■ Stated exercise: Make an exact copy of the records, dropping all pictures.

■ Stored rows:
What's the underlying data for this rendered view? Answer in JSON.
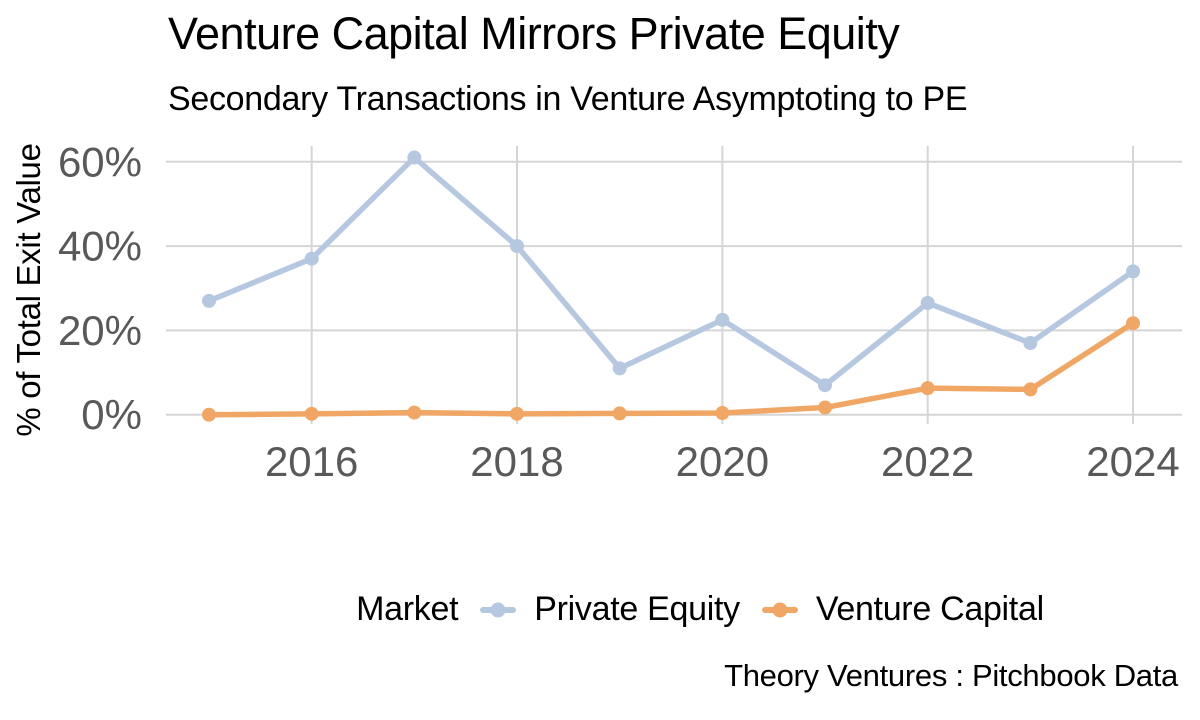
{
  "header": {
    "title": "Venture Capital Mirrors Private Equity",
    "subtitle": "Secondary Transactions in Venture Asymptoting to PE"
  },
  "chart_data": {
    "type": "line",
    "title": "Venture Capital Mirrors Private Equity",
    "subtitle": "Secondary Transactions in Venture Asymptoting to PE",
    "ylabel": "% of Total Exit Value",
    "xlabel": "",
    "legend_title": "Market",
    "legend_position": "bottom",
    "grid": true,
    "x": [
      2015,
      2016,
      2017,
      2018,
      2019,
      2020,
      2021,
      2022,
      2023,
      2024
    ],
    "series": [
      {
        "name": "Private Equity",
        "color": "#b5c8e0",
        "values": [
          27,
          37,
          61,
          40,
          11,
          22.5,
          7,
          26.5,
          17,
          34
        ]
      },
      {
        "name": "Venture Capital",
        "color": "#f0a765",
        "values": [
          0,
          0.2,
          0.5,
          0.2,
          0.3,
          0.4,
          1.7,
          6.3,
          6,
          21.7
        ]
      }
    ],
    "yticks": [
      0,
      20,
      40,
      60
    ],
    "ytick_labels": [
      "0%",
      "20%",
      "40%",
      "60%"
    ],
    "xticks": [
      2016,
      2018,
      2020,
      2022,
      2024
    ],
    "xtick_labels": [
      "2016",
      "2018",
      "2020",
      "2022",
      "2024"
    ],
    "ylim": [
      0,
      64
    ],
    "xlim": [
      2014.6,
      2024.5
    ],
    "grid_color": "#d5d5d5",
    "tick_color": "#595959"
  },
  "caption": "Theory Ventures : Pitchbook Data"
}
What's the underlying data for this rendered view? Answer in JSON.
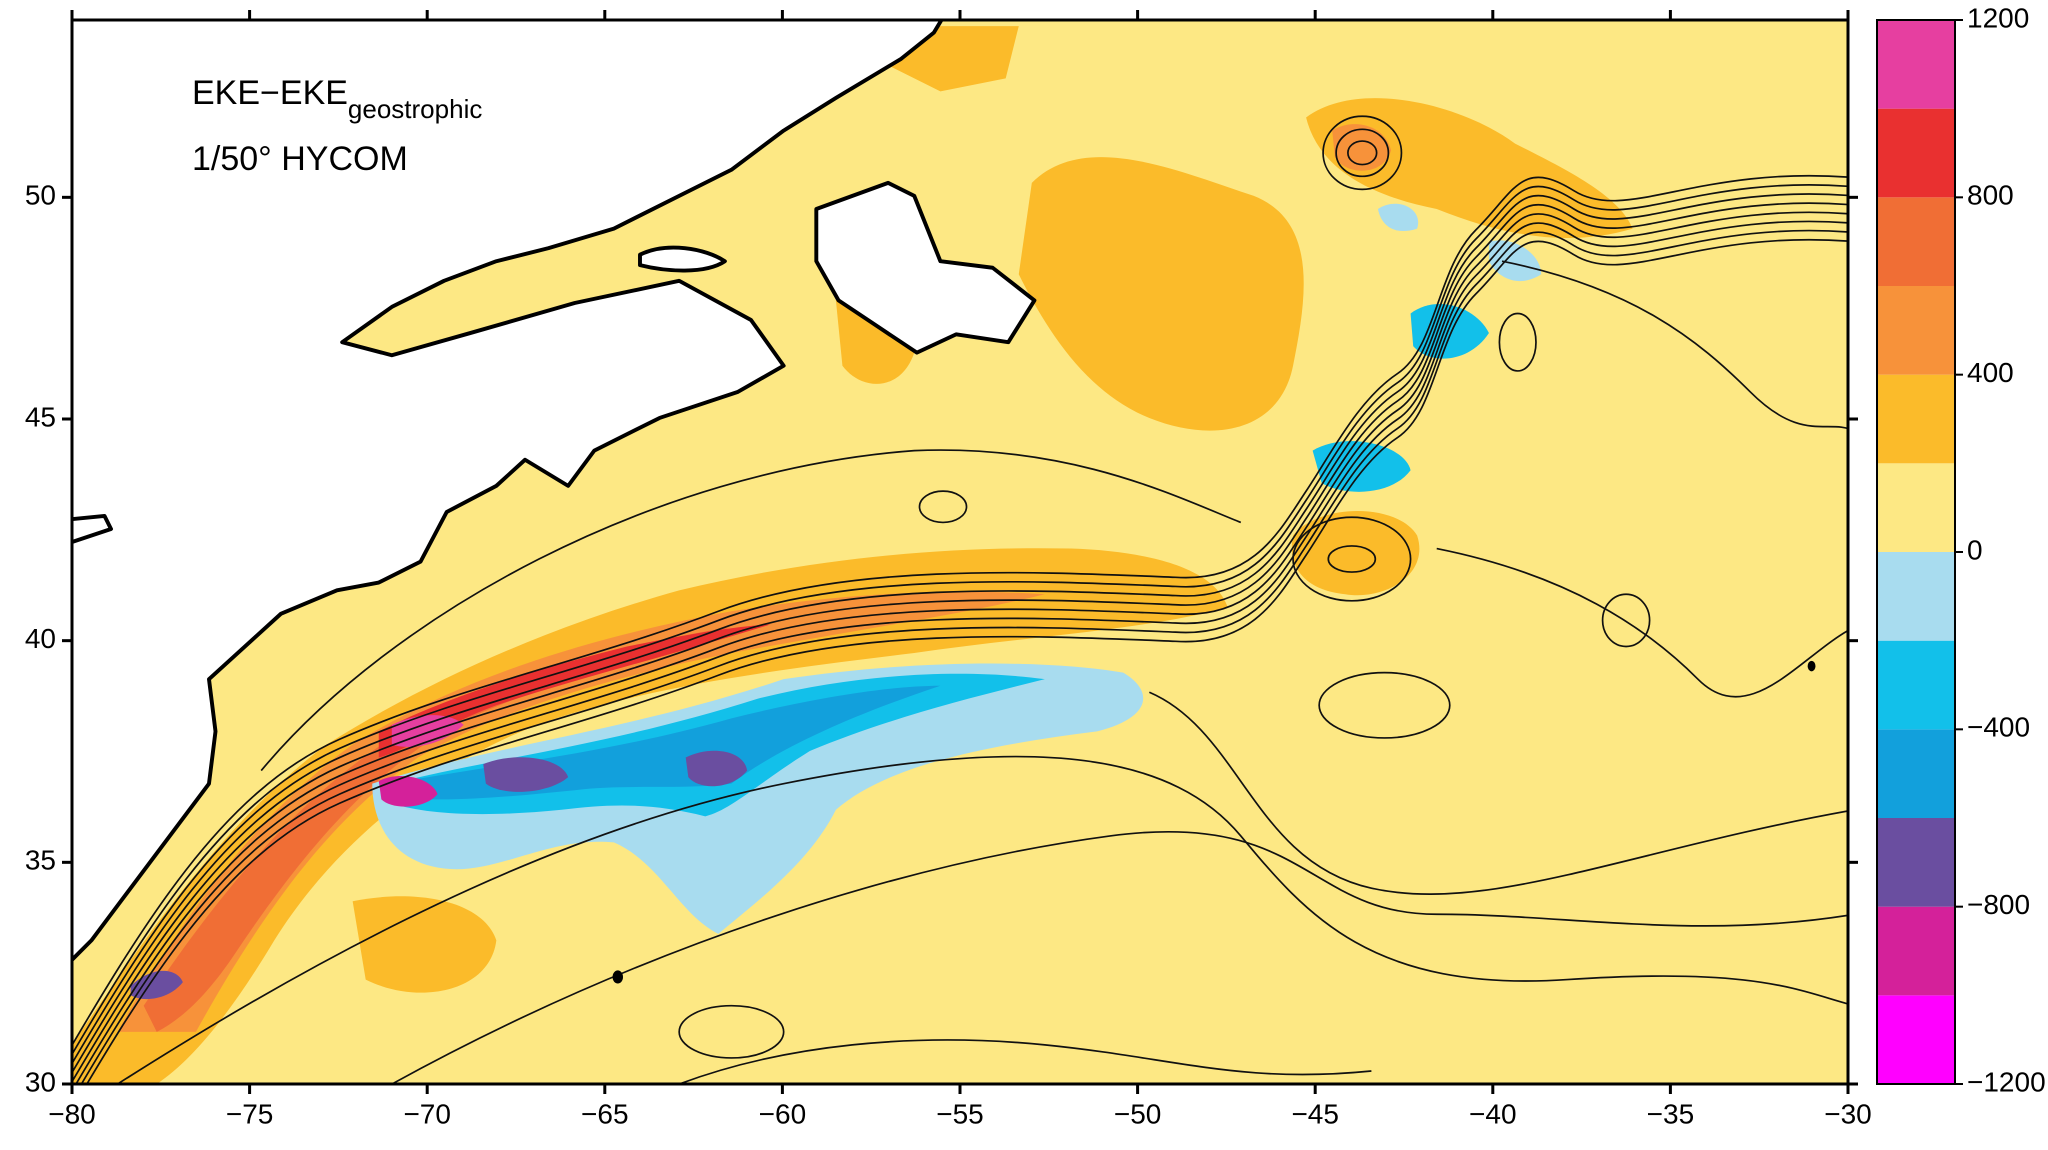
{
  "map": {
    "annotation": {
      "main": "EKE−EKE",
      "subscript": "geostrophic",
      "line2": "1/50° HYCOM"
    },
    "xlim": [
      -80,
      -30
    ],
    "ylim": [
      30,
      54
    ],
    "xticks": [
      {
        "value": -80,
        "label": "−80"
      },
      {
        "value": -75,
        "label": "−75"
      },
      {
        "value": -70,
        "label": "−70"
      },
      {
        "value": -65,
        "label": "−65"
      },
      {
        "value": -60,
        "label": "−60"
      },
      {
        "value": -55,
        "label": "−55"
      },
      {
        "value": -50,
        "label": "−50"
      },
      {
        "value": -45,
        "label": "−45"
      },
      {
        "value": -40,
        "label": "−40"
      },
      {
        "value": -35,
        "label": "−35"
      },
      {
        "value": -30,
        "label": "−30"
      }
    ],
    "yticks": [
      30,
      35,
      40,
      45,
      50
    ],
    "colorbar": {
      "levels": [
        -1200,
        -1000,
        -800,
        -600,
        -400,
        -200,
        0,
        200,
        400,
        600,
        800,
        1000,
        1200
      ],
      "colors": [
        "#ff00ff",
        "#d4219a",
        "#6a4ea0",
        "#12a0dc",
        "#12c0ea",
        "#a8dcef",
        "#fde884",
        "#fbbb2a",
        "#f7923a",
        "#f06e35",
        "#e93030",
        "#e63fa0"
      ],
      "ticks": [
        1200,
        800,
        400,
        0,
        {
          "value": -400,
          "label": "−400"
        },
        {
          "value": -800,
          "label": "−800"
        },
        {
          "value": -1200,
          "label": "−1200"
        }
      ]
    }
  }
}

■ Answer to the problem:
What's the underlying data for this rendered view? Answer in JSON.
{
  "header": {
    "title": "Venture Capital Mirrors Private Equity",
    "subtitle": "Secondary Transactions in Venture Asymptoting to PE"
  },
  "chart_data": {
    "type": "line",
    "title": "Venture Capital Mirrors Private Equity",
    "subtitle": "Secondary Transactions in Venture Asymptoting to PE",
    "ylabel": "% of Total Exit Value",
    "xlabel": "",
    "legend_title": "Market",
    "legend_position": "bottom",
    "grid": true,
    "x": [
      2015,
      2016,
      2017,
      2018,
      2019,
      2020,
      2021,
      2022,
      2023,
      2024
    ],
    "series": [
      {
        "name": "Private Equity",
        "color": "#b5c8e0",
        "values": [
          27,
          37,
          61,
          40,
          11,
          22.5,
          7,
          26.5,
          17,
          34
        ]
      },
      {
        "name": "Venture Capital",
        "color": "#f0a765",
        "values": [
          0,
          0.2,
          0.5,
          0.2,
          0.3,
          0.4,
          1.7,
          6.3,
          6,
          21.7
        ]
      }
    ],
    "yticks": [
      0,
      20,
      40,
      60
    ],
    "ytick_labels": [
      "0%",
      "20%",
      "40%",
      "60%"
    ],
    "xticks": [
      2016,
      2018,
      2020,
      2022,
      2024
    ],
    "xtick_labels": [
      "2016",
      "2018",
      "2020",
      "2022",
      "2024"
    ],
    "ylim": [
      0,
      64
    ],
    "xlim": [
      2014.6,
      2024.5
    ],
    "grid_color": "#d5d5d5",
    "tick_color": "#595959"
  },
  "caption": "Theory Ventures : Pitchbook Data"
}
What's the underlying data for this rendered view? Answer in JSON.
{
  "map": {
    "annotation": {
      "main": "EKE−EKE",
      "subscript": "geostrophic",
      "line2": "1/50° HYCOM"
    },
    "xlim": [
      -80,
      -30
    ],
    "ylim": [
      30,
      54
    ],
    "xticks": [
      {
        "value": -80,
        "label": "−80"
      },
      {
        "value": -75,
        "label": "−75"
      },
      {
        "value": -70,
        "label": "−70"
      },
      {
        "value": -65,
        "label": "−65"
      },
      {
        "value": -60,
        "label": "−60"
      },
      {
        "value": -55,
        "label": "−55"
      },
      {
        "value": -50,
        "label": "−50"
      },
      {
        "value": -45,
        "label": "−45"
      },
      {
        "value": -40,
        "label": "−40"
      },
      {
        "value": -35,
        "label": "−35"
      },
      {
        "value": -30,
        "label": "−30"
      }
    ],
    "yticks": [
      30,
      35,
      40,
      45,
      50
    ],
    "colorbar": {
      "levels": [
        -1200,
        -1000,
        -800,
        -600,
        -400,
        -200,
        0,
        200,
        400,
        600,
        800,
        1000,
        1200
      ],
      "colors": [
        "#ff00ff",
        "#d4219a",
        "#6a4ea0",
        "#12a0dc",
        "#12c0ea",
        "#a8dcef",
        "#fde884",
        "#fbbb2a",
        "#f7923a",
        "#f06e35",
        "#e93030",
        "#e63fa0"
      ],
      "ticks": [
        1200,
        800,
        400,
        0,
        {
          "value": -400,
          "label": "−400"
        },
        {
          "value": -800,
          "label": "−800"
        },
        {
          "value": -1200,
          "label": "−1200"
        }
      ]
    }
  }
}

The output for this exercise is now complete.